+++ GIVEN DATA

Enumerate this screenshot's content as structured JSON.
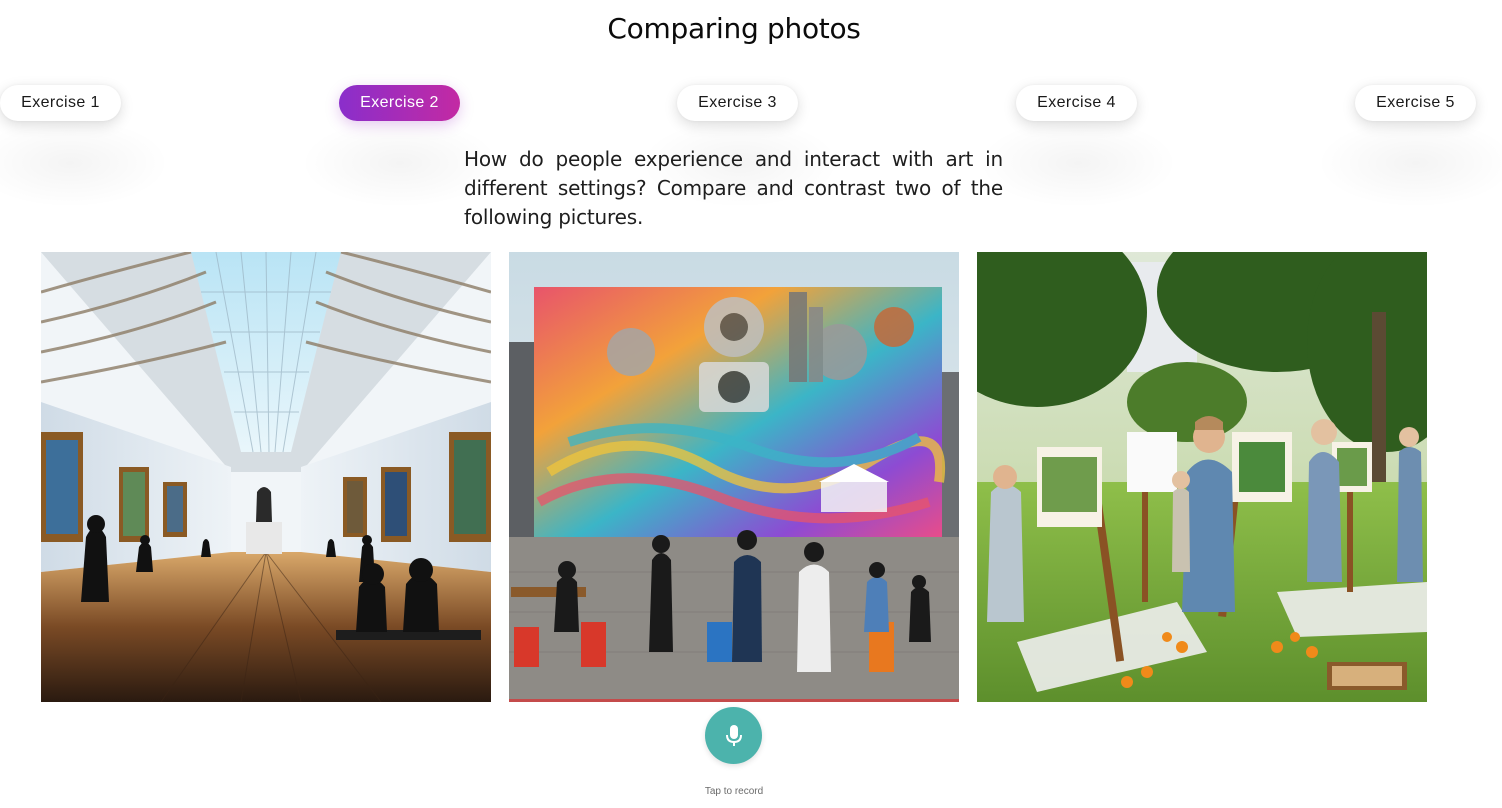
{
  "page": {
    "title": "Comparing photos"
  },
  "tabs": [
    {
      "label": "Exercise 1",
      "active": false
    },
    {
      "label": "Exercise 2",
      "active": true
    },
    {
      "label": "Exercise 3",
      "active": false
    },
    {
      "label": "Exercise 4",
      "active": false
    },
    {
      "label": "Exercise 5",
      "active": false
    }
  ],
  "prompt": {
    "text": "How do people experience and interact with art in different settings? Compare and contrast two of the following pictures."
  },
  "photos": [
    {
      "subject": "indoor art gallery with skylight ceiling and visitors viewing paintings"
    },
    {
      "subject": "outdoor street art mural with people photographing and sitting at tables"
    },
    {
      "subject": "people painting on easels in a sunny park"
    }
  ],
  "recorder": {
    "icon": "microphone-icon",
    "hint": "Tap to record"
  },
  "colors": {
    "active_tab_start": "#8a2ecb",
    "active_tab_end": "#c32aa3",
    "record_button": "#4cb3ac"
  }
}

++++++

TASK REQUIREMENTS: Write out the full listing verbatim, excluding its pictures.

RESULT OF THIS EXERCISE:
Enumerate this screenshot's content as structured JSON.
{
  "page": {
    "title": "Comparing photos"
  },
  "tabs": [
    {
      "label": "Exercise 1",
      "active": false
    },
    {
      "label": "Exercise 2",
      "active": true
    },
    {
      "label": "Exercise 3",
      "active": false
    },
    {
      "label": "Exercise 4",
      "active": false
    },
    {
      "label": "Exercise 5",
      "active": false
    }
  ],
  "prompt": {
    "text": "How do people experience and interact with art in different settings? Compare and contrast two of the following pictures."
  },
  "photos": [
    {
      "subject": "indoor art gallery with skylight ceiling and visitors viewing paintings"
    },
    {
      "subject": "outdoor street art mural with people photographing and sitting at tables"
    },
    {
      "subject": "people painting on easels in a sunny park"
    }
  ],
  "recorder": {
    "icon": "microphone-icon",
    "hint": "Tap to record"
  },
  "colors": {
    "active_tab_start": "#8a2ecb",
    "active_tab_end": "#c32aa3",
    "record_button": "#4cb3ac"
  }
}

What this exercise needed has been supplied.